## GIVEN REQUEST
Search the material for the string "𝐴𝐵𝐶中", then return every line where it is found.

## DATASET ENTRIES
━━━━━━━━━━━━━━━━━━━━━━━━━━━━━━

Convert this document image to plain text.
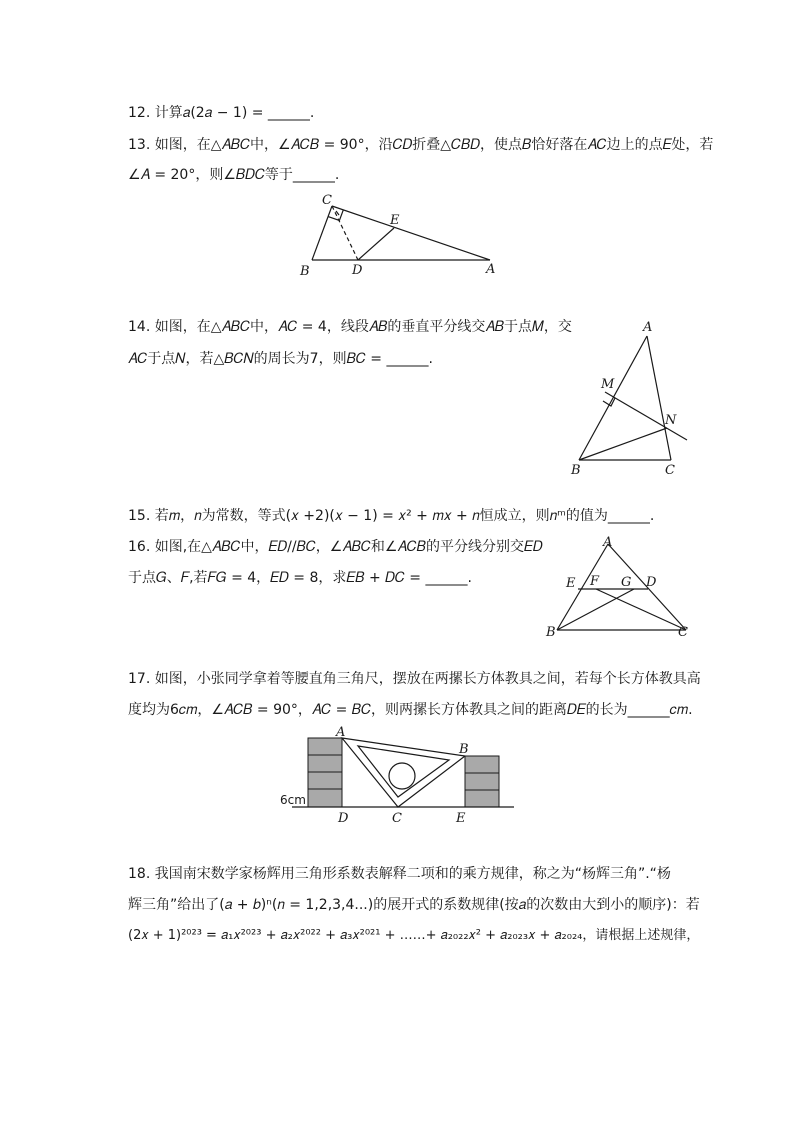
12. 计算𝑎(2𝑎 − 1) = ______.
13. 如图，在△𝐴𝐵𝐶中，∠𝐴𝐶𝐵 = 90°，沿𝐶𝐷折叠△𝐶𝐵𝐷，使点𝐵恰好落在𝐴𝐶边上的点𝐸处，若
∠𝐴 = 20°，则∠𝐵𝐷𝐶等于______.
C
E
B	D	A
14. 如图，在△𝐴𝐵𝐶中，𝐴𝐶 = 4，线段𝐴𝐵的垂直平分线交𝐴𝐵于点𝑀，交
𝐴𝐶于点𝑁，若△𝐵𝐶𝑁的周长为7，则𝐵𝐶 = ______.
A
M
N
B	C
15. 若𝑚，𝑛为常数，等式(𝑥 +2)(𝑥 − 1) = 𝑥² + 𝑚𝑥 + 𝑛恒成立，则𝑛ᵐ的值为______.
16. 如图,在△𝐴𝐵𝐶中，𝐸𝐷//𝐵𝐶，∠𝐴𝐵𝐶和∠𝐴𝐶𝐵的平分线分别交𝐸𝐷
于点𝐺、𝐹,若𝐹𝐺 = 4，𝐸𝐷 = 8，求𝐸𝐵 + 𝐷𝐶 = ______.
A
E F G D
B	C
17. 如图，小张同学拿着等腰直角三角尺，摆放在两摞长方体教具之间，若每个长方体教具高
度均为6𝑐𝑚，∠𝐴𝐶𝐵 = 90°，𝐴𝐶 = 𝐵𝐶，则两摞长方体教具之间的距离𝐷𝐸的长为______𝑐𝑚.
A
B
6cm
D	C	E
18. 我国南宋数学家杨辉用三角形系数表解释二项和的乘方规律，称之为“杨辉三角”.“杨
辉三角”给出了(𝑎 + 𝑏)ⁿ(𝑛 = 1,2,3,4...)的展开式的系数规律(按𝑎的次数由大到小的顺序)：若
(2𝑥 + 1)²⁰²³ = 𝑎₁𝑥²⁰²³ + 𝑎₂𝑥²⁰²² + 𝑎₃𝑥²⁰²¹ + ……+ 𝑎₂₀₂₂𝑥² + 𝑎₂₀₂₃𝑥 + 𝑎₂₀₂₄，请根据上述规律，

━━━━━━━━━━━━━━━━━━━━━━━━━━━━━━

## COMPLETE ANSWER
13. 如图，在△𝐴𝐵𝐶中，∠𝐴𝐶𝐵 = 90°，沿𝐶𝐷折叠△𝐶𝐵𝐷，使点𝐵恰好落在𝐴𝐶边上的点𝐸处，若
14. 如图，在△𝐴𝐵𝐶中，𝐴𝐶 = 4，线段𝐴𝐵的垂直平分线交𝐴𝐵于点𝑀，交
16. 如图,在△𝐴𝐵𝐶中，𝐸𝐷//𝐵𝐶，∠𝐴𝐵𝐶和∠𝐴𝐶𝐵的平分线分别交𝐸𝐷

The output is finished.